Problem 1 -
Please list every state named in the Ted Bundy page below as a place where he was captured for similar crimes.
Problem 2 -
Answer these questions from the Ted Bundy page below:
(a) A detective from which county ruled Bundy out in the 1970s and again in 1989?
(b) Where did Ted start working in 1974?
(c) What age is given for Lori Lee Kursa?

Text shown -

__________________________________________________

Because I’m not a douche bag, I’ll source this precious photo.
It’s a FB page with the URL FANS OF TED BUNDY, but has disclaimers plastered all over the page that condoning his crimes or glorifying him is not allowed. But their URL is FANS OF TED BUNDY. Just stating a contradictory fact.
Ted Bundy was one of many suspects in the Santa Rosa Hitchhiker murders. After his capture for similar crimes in Washington, Colorado, Utah and Idaho, Ted Bundy was suspected in the murders. Bundy had spent time in neighboring Marin County, but was ruled out by a Sonoma County detective in the 1970s and again in 1989. Detailed credit card records and known whereabouts of Bundy reveal he was in Washington on the dates of some of the disappearances. – Wikipedia
Ted Bundy did not kill these women. He was cleared.
Maureen Sterling, 12
Yvonne Weber, 12
Kim Wendy Allen, 19
Lori Lee Kursa, 13
Carolyn Davis, 14
Theresa Walsh, 23
Lisa Smith, 17
Jeannette Kamahele, 20
Rosa Vasquez, 20
Yvonne Quilantang, 15
Angela Thomas, 16
Nancy Patricia Gidley, 24
Nancy Feusi, 22
Laura A. O’Dell, 21
Brenda Kaye Merchant, 19
Donna M. Braun, 14
In 1974, Ted started working at Washington State Department of Emergency Services where he met Carole Ann Boone, a responsible but fun loving divorcee with a teenaged son named Jamey.
“I liked Ted immediately. “We hit it off well. He struck me as being a rather shy person with a lot more going on under the surface than what was on the surface. He certainly was more dignified and restrained than the more certifiable types around the office. He would participate in the silliness partway. But remember, he was a Republican.”

__________________________________________________

Dataset records -
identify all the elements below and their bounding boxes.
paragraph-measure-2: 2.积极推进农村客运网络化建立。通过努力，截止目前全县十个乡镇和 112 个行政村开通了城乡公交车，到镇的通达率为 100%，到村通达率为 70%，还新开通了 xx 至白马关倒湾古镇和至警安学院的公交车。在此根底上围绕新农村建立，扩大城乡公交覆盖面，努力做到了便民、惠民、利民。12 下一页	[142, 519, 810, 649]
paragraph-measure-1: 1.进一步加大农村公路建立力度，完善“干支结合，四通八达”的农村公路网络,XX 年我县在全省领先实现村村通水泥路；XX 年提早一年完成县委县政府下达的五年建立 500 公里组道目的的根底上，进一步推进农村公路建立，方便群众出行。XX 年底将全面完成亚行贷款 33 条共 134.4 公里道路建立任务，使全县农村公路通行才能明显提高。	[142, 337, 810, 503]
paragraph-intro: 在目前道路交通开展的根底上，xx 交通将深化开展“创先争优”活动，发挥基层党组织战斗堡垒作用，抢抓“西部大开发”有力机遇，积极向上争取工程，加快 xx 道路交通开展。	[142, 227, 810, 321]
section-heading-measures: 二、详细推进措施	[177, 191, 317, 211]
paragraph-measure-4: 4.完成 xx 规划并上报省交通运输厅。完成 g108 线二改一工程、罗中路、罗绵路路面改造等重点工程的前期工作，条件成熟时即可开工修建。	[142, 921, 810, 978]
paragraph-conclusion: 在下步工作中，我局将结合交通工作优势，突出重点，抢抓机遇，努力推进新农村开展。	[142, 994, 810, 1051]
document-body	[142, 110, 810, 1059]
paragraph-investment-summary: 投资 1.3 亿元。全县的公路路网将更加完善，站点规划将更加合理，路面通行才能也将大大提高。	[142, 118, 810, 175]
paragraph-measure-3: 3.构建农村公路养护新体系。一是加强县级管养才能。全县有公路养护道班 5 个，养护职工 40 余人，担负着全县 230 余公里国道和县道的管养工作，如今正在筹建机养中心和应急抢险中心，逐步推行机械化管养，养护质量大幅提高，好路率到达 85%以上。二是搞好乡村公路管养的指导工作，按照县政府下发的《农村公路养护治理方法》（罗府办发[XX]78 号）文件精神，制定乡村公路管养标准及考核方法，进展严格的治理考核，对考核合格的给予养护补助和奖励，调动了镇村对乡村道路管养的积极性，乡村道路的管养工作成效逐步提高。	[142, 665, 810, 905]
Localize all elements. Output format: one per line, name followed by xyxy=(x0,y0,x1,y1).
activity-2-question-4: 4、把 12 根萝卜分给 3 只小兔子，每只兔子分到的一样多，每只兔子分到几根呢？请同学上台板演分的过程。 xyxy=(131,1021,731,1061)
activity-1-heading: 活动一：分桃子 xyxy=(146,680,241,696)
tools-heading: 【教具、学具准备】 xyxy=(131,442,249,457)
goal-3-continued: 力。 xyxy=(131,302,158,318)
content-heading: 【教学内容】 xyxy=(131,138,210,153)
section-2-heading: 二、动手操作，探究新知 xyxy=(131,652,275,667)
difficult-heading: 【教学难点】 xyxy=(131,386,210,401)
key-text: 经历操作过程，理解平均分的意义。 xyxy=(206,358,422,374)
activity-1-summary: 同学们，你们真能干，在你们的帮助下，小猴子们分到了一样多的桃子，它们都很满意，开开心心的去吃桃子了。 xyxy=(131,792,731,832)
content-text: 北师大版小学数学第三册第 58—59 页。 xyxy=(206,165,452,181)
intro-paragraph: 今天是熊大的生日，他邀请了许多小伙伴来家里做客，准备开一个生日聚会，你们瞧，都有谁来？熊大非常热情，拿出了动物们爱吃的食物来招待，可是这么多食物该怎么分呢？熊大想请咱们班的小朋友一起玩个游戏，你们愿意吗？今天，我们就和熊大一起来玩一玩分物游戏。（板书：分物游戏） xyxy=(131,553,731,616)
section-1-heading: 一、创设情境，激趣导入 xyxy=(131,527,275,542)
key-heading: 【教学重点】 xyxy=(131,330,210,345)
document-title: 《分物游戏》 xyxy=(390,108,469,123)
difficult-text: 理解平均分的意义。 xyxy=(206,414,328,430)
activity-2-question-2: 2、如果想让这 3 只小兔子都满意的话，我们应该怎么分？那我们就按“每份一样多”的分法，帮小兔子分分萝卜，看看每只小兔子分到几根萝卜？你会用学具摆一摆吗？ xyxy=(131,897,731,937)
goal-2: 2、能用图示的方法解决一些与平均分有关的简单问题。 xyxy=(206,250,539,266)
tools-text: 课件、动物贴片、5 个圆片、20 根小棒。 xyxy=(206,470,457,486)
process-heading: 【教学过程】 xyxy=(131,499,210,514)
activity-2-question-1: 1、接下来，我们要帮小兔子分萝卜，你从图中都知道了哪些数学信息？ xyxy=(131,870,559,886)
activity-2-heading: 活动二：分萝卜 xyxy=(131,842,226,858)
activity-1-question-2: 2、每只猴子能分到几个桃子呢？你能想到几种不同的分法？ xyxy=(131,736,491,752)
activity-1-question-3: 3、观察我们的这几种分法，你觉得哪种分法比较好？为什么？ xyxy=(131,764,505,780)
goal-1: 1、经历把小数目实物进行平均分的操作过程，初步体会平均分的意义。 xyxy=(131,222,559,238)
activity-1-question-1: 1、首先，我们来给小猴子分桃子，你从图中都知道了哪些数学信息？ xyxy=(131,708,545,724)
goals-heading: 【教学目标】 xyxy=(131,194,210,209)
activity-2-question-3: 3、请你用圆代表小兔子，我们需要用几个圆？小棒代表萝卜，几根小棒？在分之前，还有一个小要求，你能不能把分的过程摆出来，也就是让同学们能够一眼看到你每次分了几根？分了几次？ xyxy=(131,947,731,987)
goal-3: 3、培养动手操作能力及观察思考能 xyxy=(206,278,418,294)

__________________________________________________

Exercise answer 1 -
Washington, Colorado, Utah, Idaho

Exercise answer 2 -
(a) Sonoma County
(b) Washington State Department of Emergency Services
(c) 13